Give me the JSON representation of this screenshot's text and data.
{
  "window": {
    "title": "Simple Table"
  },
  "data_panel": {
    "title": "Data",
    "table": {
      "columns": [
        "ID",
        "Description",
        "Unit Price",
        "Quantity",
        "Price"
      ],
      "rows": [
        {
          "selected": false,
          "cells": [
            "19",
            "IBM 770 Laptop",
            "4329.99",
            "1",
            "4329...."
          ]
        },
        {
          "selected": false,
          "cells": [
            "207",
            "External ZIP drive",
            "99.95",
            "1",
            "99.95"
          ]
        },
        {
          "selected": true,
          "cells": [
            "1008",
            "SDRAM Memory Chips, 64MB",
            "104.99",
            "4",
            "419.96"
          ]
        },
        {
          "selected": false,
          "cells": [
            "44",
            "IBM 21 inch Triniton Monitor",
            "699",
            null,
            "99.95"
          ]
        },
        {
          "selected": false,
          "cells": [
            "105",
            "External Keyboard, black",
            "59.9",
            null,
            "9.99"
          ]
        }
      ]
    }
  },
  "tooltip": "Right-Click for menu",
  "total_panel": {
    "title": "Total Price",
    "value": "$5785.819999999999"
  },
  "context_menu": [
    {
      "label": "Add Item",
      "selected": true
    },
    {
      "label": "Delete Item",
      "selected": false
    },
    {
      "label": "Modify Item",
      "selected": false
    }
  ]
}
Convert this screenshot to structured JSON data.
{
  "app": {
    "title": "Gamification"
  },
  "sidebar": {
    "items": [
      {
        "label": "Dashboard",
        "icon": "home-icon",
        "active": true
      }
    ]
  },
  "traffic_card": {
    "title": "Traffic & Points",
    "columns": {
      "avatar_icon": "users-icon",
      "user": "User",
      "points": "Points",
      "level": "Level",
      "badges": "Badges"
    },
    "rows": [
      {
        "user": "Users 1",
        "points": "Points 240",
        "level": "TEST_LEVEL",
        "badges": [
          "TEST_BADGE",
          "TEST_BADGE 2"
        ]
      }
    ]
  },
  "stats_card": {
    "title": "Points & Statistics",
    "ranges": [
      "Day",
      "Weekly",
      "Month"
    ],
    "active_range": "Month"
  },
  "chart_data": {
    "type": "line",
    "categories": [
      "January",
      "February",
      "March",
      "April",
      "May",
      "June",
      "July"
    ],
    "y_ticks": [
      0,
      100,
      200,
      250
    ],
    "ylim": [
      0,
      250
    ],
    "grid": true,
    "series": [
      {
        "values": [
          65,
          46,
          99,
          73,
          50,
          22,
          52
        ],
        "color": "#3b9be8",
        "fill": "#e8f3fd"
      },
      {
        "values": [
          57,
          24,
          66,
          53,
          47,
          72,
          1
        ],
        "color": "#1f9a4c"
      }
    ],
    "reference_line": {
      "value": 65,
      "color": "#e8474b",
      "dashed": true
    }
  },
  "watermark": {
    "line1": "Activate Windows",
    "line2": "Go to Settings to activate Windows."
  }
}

____________________

§ Problem
Type out the full listing again, exactly as given.

§ Solution to this task
Give me the JSON representation of this screenshot's text and data.
{
  "window": {
    "title": "Simple Table"
  },
  "data_panel": {
    "title": "Data",
    "table": {
      "columns": [
        "ID",
        "Description",
        "Unit Price",
        "Quantity",
        "Price"
      ],
      "rows": [
        {
          "selected": false,
          "cells": [
            "19",
            "IBM 770 Laptop",
            "4329.99",
            "1",
            "4329...."
          ]
        },
        {
          "selected": false,
          "cells": [
            "207",
            "External ZIP drive",
            "99.95",
            "1",
            "99.95"
          ]
        },
        {
          "selected": true,
          "cells": [
            "1008",
            "SDRAM Memory Chips, 64MB",
            "104.99",
            "4",
            "419.96"
          ]
        },
        {
          "selected": false,
          "cells": [
            "44",
            "IBM 21 inch Triniton Monitor",
            "699",
            null,
            "99.95"
          ]
        },
        {
          "selected": false,
          "cells": [
            "105",
            "External Keyboard, black",
            "59.9",
            null,
            "9.99"
          ]
        }
      ]
    }
  },
  "tooltip": "Right-Click for menu",
  "total_panel": {
    "title": "Total Price",
    "value": "$5785.819999999999"
  },
  "context_menu": [
    {
      "label": "Add Item",
      "selected": true
    },
    {
      "label": "Delete Item",
      "selected": false
    },
    {
      "label": "Modify Item",
      "selected": false
    }
  ]
}
Convert this screenshot to structured JSON data.
{
  "app": {
    "title": "Gamification"
  },
  "sidebar": {
    "items": [
      {
        "label": "Dashboard",
        "icon": "home-icon",
        "active": true
      }
    ]
  },
  "traffic_card": {
    "title": "Traffic & Points",
    "columns": {
      "avatar_icon": "users-icon",
      "user": "User",
      "points": "Points",
      "level": "Level",
      "badges": "Badges"
    },
    "rows": [
      {
        "user": "Users 1",
        "points": "Points 240",
        "level": "TEST_LEVEL",
        "badges": [
          "TEST_BADGE",
          "TEST_BADGE 2"
        ]
      }
    ]
  },
  "stats_card": {
    "title": "Points & Statistics",
    "ranges": [
      "Day",
      "Weekly",
      "Month"
    ],
    "active_range": "Month"
  },
  "chart_data": {
    "type": "line",
    "categories": [
      "January",
      "February",
      "March",
      "April",
      "May",
      "June",
      "July"
    ],
    "y_ticks": [
      0,
      100,
      200,
      250
    ],
    "ylim": [
      0,
      250
    ],
    "grid": true,
    "series": [
      {
        "values": [
          65,
          46,
          99,
          73,
          50,
          22,
          52
        ],
        "color": "#3b9be8",
        "fill": "#e8f3fd"
      },
      {
        "values": [
          57,
          24,
          66,
          53,
          47,
          72,
          1
        ],
        "color": "#1f9a4c"
      }
    ],
    "reference_line": {
      "value": 65,
      "color": "#e8474b",
      "dashed": true
    }
  },
  "watermark": {
    "line1": "Activate Windows",
    "line2": "Go to Settings to activate Windows."
  }
}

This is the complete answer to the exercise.